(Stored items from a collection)
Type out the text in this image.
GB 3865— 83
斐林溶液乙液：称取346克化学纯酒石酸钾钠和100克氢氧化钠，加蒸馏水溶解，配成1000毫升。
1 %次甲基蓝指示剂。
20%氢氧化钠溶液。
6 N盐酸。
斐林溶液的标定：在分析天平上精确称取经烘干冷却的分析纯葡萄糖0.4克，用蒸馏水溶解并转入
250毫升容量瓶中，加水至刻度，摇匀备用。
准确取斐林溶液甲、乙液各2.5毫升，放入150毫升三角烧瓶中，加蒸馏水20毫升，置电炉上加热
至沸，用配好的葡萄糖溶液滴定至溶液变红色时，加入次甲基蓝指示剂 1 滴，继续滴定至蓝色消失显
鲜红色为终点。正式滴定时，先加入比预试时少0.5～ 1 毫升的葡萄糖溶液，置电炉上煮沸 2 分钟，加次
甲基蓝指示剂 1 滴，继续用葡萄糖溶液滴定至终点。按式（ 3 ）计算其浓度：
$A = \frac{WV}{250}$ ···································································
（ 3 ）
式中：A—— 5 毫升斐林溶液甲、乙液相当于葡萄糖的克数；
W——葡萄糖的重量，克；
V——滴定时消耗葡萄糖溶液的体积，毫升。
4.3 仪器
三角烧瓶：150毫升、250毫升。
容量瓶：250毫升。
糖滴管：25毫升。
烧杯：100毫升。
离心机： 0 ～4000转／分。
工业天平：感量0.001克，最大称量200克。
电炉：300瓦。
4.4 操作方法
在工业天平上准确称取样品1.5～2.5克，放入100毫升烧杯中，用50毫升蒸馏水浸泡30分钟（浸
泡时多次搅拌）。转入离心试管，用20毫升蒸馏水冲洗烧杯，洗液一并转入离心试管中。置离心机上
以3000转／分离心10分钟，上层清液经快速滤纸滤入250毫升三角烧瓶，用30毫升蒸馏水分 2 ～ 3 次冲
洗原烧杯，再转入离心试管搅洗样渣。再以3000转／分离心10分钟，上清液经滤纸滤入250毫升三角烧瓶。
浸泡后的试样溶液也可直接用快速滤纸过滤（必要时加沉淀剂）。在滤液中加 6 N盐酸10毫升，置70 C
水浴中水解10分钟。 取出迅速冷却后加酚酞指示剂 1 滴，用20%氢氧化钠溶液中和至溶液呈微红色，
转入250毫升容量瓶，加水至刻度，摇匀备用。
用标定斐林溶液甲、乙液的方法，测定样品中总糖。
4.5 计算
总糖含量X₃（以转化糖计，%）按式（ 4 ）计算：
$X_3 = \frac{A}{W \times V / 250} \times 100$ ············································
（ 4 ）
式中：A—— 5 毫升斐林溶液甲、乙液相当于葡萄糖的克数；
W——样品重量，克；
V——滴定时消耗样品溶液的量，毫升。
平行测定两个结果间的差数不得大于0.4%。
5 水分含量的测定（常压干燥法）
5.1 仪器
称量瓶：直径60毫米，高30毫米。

* * *

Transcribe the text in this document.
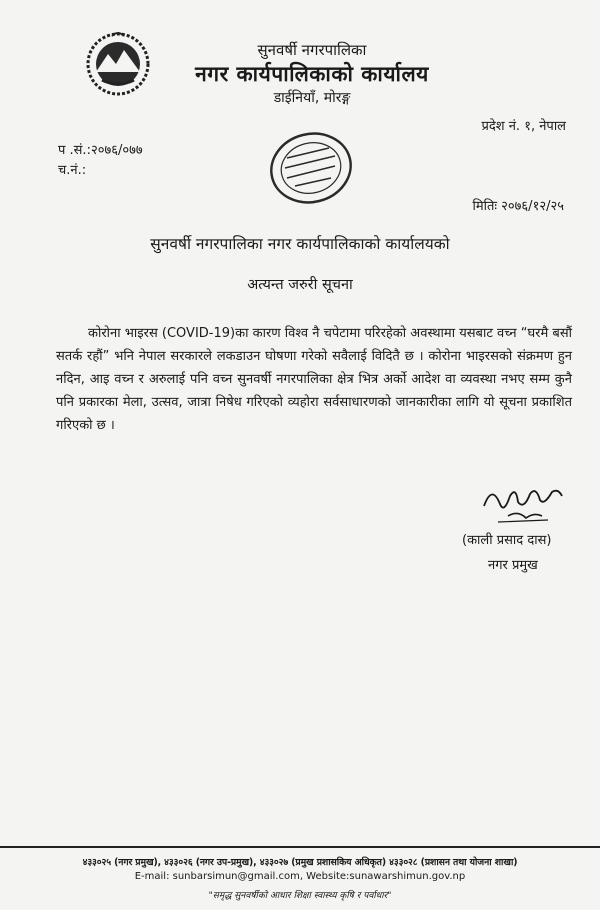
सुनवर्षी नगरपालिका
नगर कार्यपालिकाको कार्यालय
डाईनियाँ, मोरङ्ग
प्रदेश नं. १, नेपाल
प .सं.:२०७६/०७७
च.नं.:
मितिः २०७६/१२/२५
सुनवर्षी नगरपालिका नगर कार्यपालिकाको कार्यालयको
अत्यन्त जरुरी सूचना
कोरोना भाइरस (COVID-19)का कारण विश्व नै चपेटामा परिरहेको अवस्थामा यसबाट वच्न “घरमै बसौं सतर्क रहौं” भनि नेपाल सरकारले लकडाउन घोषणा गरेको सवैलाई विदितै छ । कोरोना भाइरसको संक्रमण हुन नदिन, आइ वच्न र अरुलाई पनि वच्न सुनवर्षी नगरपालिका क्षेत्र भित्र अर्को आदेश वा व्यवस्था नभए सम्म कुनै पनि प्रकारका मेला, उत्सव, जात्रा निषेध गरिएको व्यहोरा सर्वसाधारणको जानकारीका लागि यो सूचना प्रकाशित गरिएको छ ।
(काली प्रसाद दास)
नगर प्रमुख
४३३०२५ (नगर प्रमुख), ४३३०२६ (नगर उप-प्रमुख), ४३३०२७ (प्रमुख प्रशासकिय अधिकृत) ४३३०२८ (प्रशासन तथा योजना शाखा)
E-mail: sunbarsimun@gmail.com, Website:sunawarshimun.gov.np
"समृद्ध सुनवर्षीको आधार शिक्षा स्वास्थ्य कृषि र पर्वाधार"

---

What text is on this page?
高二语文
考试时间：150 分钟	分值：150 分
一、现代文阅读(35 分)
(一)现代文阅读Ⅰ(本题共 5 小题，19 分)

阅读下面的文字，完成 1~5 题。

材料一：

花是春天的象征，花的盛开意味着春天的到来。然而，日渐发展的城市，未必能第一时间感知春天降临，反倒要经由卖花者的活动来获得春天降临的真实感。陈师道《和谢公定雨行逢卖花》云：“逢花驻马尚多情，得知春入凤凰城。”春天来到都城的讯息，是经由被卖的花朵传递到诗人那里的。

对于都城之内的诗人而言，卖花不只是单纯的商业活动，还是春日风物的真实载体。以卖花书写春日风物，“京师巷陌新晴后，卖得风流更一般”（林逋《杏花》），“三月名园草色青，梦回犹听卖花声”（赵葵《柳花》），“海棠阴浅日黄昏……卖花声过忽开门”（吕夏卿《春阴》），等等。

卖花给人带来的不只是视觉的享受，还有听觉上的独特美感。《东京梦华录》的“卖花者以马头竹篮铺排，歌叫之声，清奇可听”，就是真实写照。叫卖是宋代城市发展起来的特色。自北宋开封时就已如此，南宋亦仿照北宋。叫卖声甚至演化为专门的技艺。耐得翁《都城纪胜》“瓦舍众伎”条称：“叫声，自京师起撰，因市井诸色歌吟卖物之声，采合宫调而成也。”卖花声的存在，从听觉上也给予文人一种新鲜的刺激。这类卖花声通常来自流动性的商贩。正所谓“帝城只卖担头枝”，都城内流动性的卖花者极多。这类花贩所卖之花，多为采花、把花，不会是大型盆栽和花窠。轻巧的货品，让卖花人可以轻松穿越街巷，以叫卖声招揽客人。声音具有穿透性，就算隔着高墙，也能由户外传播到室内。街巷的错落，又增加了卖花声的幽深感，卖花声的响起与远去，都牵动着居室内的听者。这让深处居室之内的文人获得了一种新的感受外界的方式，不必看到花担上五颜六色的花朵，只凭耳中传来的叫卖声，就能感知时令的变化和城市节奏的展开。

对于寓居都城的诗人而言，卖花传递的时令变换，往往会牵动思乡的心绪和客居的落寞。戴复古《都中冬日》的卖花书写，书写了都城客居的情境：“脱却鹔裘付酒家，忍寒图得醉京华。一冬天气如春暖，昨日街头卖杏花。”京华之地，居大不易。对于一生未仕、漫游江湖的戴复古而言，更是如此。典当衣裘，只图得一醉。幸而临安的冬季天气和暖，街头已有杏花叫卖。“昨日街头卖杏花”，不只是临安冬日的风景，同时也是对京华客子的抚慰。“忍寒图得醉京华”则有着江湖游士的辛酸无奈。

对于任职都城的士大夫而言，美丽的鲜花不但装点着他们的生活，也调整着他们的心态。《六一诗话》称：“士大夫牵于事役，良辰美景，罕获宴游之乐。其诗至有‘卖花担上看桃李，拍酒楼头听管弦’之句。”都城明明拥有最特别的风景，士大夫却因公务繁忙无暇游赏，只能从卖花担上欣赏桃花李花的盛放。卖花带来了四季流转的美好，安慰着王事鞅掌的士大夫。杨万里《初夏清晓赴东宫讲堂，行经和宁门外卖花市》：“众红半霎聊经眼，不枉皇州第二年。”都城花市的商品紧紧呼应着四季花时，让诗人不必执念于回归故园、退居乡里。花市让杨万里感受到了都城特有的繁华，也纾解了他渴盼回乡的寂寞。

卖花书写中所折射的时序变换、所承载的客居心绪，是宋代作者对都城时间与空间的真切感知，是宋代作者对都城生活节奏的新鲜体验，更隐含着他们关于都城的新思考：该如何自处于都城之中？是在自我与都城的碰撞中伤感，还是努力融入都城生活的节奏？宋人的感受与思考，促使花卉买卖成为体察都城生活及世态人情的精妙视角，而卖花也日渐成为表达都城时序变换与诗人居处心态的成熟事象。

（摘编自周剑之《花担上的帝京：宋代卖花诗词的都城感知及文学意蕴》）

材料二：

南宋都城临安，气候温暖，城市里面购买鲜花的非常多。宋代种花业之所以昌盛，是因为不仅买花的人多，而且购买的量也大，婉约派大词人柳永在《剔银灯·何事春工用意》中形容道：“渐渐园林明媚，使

- **The task**
Gather each line in the data that holds the string "摇匀备用".

- **Answer to the problem**
250毫升容量瓶中，加水至刻度，摇匀备用。
转入250毫升容量瓶，加水至刻度，摇匀备用。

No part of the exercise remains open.